No sé si mis pacientes y sufridos lectores tendrán los arrestos suficientes para volverme a leer en el tema recurrente de Cataluña en la hora actual. Y la duda me asalta por el riesgo evidente de que me repita y resulte machacón y tedioso. Pero a la vista de lo que los acontecimientos políticos y judiciales de estos últimos días nos han mostrado, siento la necesidad de autocitarme, aún a expensas de incurrir en inmodestia.
Y en efecto, en mi artículo Cataluña: hasta dónde llegan nuestras convicciones democráticas, publicado ahora hace un año en Hechos de Hoy, digo cosas como las siguientes:
“Más allá de intentar desesperadamente averiguar y comprender las causas de lo que acontece, es preciso que tengamos la capacidad de captar la realidad de ahora, de percibir con la mente abierta y fría las pulsiones del magma que no deja de crecer en Cataluña.”
“Al ciudadano español, que ama y siente a España, la visión de esta fotografía le tiene que doler y preocupar profundamente. Pero si es un ciudadano demócrata, sus convicciones deberían prevalecer sobre sus sentimientos y tendría la obligación de encarar la realidad, sin buscarse el autoengaño de ignorar la foto de ahora y recurrir con empecinamiento a la foto de familia que se guarda en el billetero y ya comienza a amarillear.”
“Por lo tanto, me parece que lo genuinamente democrático sería reconocer la condición de nación a quienes muy mayoritariamente lo sienten así y no negarles la posibilidad de consultar a su pueblo. Si para ello es menester modificar la ley o recurrir a una interpretación flexible de la existente, deberíamos hacerlo sin más titubeos. La ley se debe adaptar a las demandas de la sociedad, y no al revés.”
“Tengo la angustiosa sensación de que el tiempo apremia. Hay un tren en marcha, que nadie ha sabido o querido parar. Si no se actúa de inmediato, va camino de convertirse en un AVE con un único destino final.”

(Entradas de la colección)
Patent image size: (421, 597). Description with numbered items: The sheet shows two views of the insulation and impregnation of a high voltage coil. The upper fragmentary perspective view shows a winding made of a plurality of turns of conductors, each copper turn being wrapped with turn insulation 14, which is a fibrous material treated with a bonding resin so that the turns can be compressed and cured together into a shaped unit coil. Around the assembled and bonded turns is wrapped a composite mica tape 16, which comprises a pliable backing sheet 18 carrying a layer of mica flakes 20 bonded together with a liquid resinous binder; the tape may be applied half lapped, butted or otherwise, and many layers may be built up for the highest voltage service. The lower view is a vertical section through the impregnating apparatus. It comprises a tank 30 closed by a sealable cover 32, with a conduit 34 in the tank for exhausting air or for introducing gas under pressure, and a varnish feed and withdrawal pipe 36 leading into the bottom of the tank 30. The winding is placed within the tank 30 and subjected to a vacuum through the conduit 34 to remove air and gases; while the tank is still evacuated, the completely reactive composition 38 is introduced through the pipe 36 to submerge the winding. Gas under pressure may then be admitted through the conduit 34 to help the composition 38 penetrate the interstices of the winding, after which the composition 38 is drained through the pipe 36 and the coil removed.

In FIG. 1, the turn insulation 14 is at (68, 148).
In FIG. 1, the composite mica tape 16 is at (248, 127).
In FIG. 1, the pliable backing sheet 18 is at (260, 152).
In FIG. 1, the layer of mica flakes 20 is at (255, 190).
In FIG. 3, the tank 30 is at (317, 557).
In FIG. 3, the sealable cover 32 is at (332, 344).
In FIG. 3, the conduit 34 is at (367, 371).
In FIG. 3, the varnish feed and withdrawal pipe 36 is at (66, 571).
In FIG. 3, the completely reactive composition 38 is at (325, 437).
* * *
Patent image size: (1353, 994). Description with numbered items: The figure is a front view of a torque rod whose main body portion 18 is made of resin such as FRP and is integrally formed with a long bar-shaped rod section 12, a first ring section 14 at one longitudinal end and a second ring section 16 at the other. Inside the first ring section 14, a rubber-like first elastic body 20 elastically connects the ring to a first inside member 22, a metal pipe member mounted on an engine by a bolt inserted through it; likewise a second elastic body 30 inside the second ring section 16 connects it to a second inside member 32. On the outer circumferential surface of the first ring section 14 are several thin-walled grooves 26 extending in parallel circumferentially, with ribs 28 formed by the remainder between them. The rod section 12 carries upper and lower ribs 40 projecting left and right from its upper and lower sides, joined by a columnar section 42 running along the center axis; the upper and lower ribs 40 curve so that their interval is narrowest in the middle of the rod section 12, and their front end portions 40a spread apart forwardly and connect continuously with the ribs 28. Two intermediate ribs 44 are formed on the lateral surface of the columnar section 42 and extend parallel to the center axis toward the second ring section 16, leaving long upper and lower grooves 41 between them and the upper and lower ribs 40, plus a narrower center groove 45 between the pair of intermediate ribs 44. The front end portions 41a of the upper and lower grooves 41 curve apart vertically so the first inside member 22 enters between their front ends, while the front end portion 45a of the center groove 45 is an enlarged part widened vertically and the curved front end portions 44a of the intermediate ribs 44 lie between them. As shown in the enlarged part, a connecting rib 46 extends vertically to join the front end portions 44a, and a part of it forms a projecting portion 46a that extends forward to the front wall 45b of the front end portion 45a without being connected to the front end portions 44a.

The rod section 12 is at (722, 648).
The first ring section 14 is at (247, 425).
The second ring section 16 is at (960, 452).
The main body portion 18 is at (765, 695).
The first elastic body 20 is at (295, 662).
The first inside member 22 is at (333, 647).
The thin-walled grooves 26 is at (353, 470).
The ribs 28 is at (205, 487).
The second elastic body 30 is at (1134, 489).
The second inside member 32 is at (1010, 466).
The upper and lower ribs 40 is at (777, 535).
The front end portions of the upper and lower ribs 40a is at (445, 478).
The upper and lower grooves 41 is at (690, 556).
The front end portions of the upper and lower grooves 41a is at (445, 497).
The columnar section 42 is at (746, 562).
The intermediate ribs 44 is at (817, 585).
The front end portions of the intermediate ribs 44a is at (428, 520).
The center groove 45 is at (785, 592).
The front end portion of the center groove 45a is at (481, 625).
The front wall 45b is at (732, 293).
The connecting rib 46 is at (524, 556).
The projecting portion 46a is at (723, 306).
---
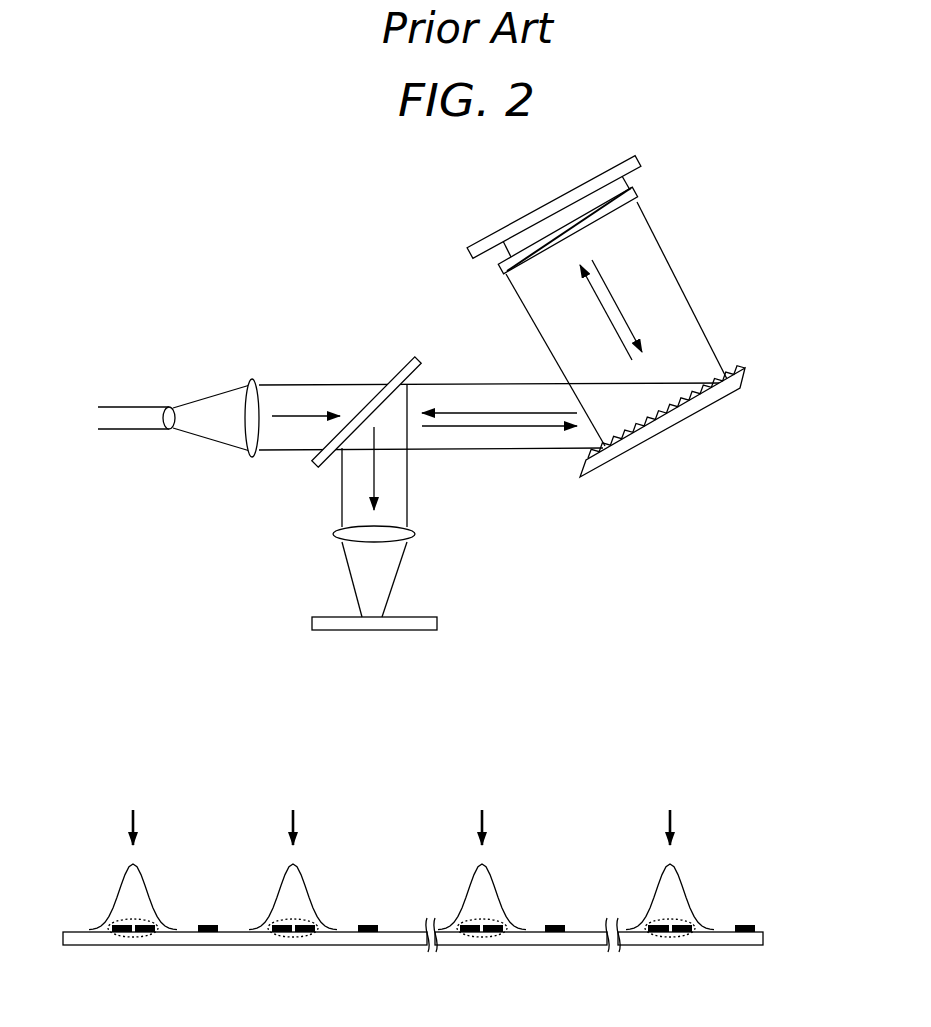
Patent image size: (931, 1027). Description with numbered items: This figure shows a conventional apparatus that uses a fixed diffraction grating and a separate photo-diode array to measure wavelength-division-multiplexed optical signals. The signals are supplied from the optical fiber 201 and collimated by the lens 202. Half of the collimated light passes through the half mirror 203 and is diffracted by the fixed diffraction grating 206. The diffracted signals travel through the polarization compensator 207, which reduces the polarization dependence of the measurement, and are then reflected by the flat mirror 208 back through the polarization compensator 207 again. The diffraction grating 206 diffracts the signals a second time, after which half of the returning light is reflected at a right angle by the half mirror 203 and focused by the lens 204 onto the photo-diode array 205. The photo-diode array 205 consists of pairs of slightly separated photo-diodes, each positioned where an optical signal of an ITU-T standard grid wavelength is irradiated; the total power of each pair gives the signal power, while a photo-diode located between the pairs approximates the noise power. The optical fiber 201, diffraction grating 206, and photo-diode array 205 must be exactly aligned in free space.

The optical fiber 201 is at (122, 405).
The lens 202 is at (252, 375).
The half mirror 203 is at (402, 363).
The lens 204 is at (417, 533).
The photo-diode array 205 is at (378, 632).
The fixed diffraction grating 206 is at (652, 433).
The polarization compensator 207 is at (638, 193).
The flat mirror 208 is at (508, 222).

_Tareas_.
A. Reproduce sin cambios el pasaje del texto sobre Cataluña que empieza con "No sé si mis" y llega hasta "incurrir en inmodestia.".
B. Indica si cada enunciado coincide con el texto sobre Cataluña, respondiendo sí o no y citando literalmente las palabras que lo deciden: (i) El artículo citado se publicó hace un año en Hechos de Hoy. (ii) El texto sostiene que la sociedad debe adaptarse a la ley. (iii) El texto afirma que alguien ha logrado detener el tren en marcha.
C. Prolonga el texto sobre Cataluña a partir de su última frase.
Las líneas no son necesarias para resolver ninguna de las tareas.

_Respuestas por tarea_.
A.
No sé si mis pacientes y sufridos lectores tendrán los arrestos suficientes para volverme a leer en el tema recurrente de Cataluña en la hora actual. Y la duda me asalta por el riesgo evidente de que me repita y resulte machacón y tedioso. Pero a la vista de lo que los acontecimientos políticos y judiciales de estos últimos días nos han mostrado, siento la necesidad de autocitarme, aún a expensas de incurrir en inmodestia.

B.
(i) Sí: "publicado ahora hace un año en Hechos de Hoy".
(ii) No: "La ley se debe adaptar a las demandas de la sociedad, y no al revés."
(iii) No: "Hay un tren en marcha, que nadie ha sabido o querido parar."

C.
Unos meses más tarde, en diciembre de 2013, y abundando en lo dicho en mi primer escrito, publiqué un segundo artículo, analizando los posibles caminos jurídicos para hacer encajable en la Constitución una consulta no vinculante. Entresaco también algunos de mis apuntes:
“Vaya por delante que cualquier camino que conduzca a convocar la consulta, ajustándose a la legalidad vigente, debería en todo caso ser abordado desde el convencimiento de que se está planteando un ejercicio democrático para dar respuesta a una demanda del pueblo.”
“Pero es que además pienso que, aún en el caso de que los gobernantes y quienes les secundan en poderes y medios, sientan un rechazo visceral y emocional a acometer esta vía, hay poderosas razones prácticas para “tragar sapos” y dar prioridad a la democracia sobre los sentimientos. En efecto, la lucidez y el raciocinio nos dictan que la única alternativa – de no seguir esa vía de consulta – sería la de la negativa sistemática (con argumentos legales o sin ellos). Y esa negativa conduce a la confrontación y en último extremo a la represión.”
“Tercera opción:
Capítulo 2º, artículo 92 de la Constitución: 1. Las decisiones políticas de especial trascendencia podrán ser sometidas a referendum consultivo de todos los ciudadanos.
He aquí la opción que a mi entender sería la más idónea para ser aplicada en este caso, dado que:
– se trata de una decisión política de especial trascendencia.
– habría de concebirse como el paso previo para una necesaria reforma constitucional, que acogiese mejor la realidad nacional catalana.
– el referendum sería consultivo y dirigido a todos los ciudadanos españoles, con lo que se respetaría escrupulosamente el principio de que la soberanía reside en el pueblo español.”
“La pregunta que debería ser objeto de tal referendum podría formularse así: ¿Aprueba que la Comunidad Autónoma de Cataluña se pueda constituir en un estado confederado con España, una vez efectuada la reforma constitucional necesaria a tal efecto?”
A partir de aquí dejo de citarme y sugiero que los interesados lean (o relean) mis dos artículos referidos.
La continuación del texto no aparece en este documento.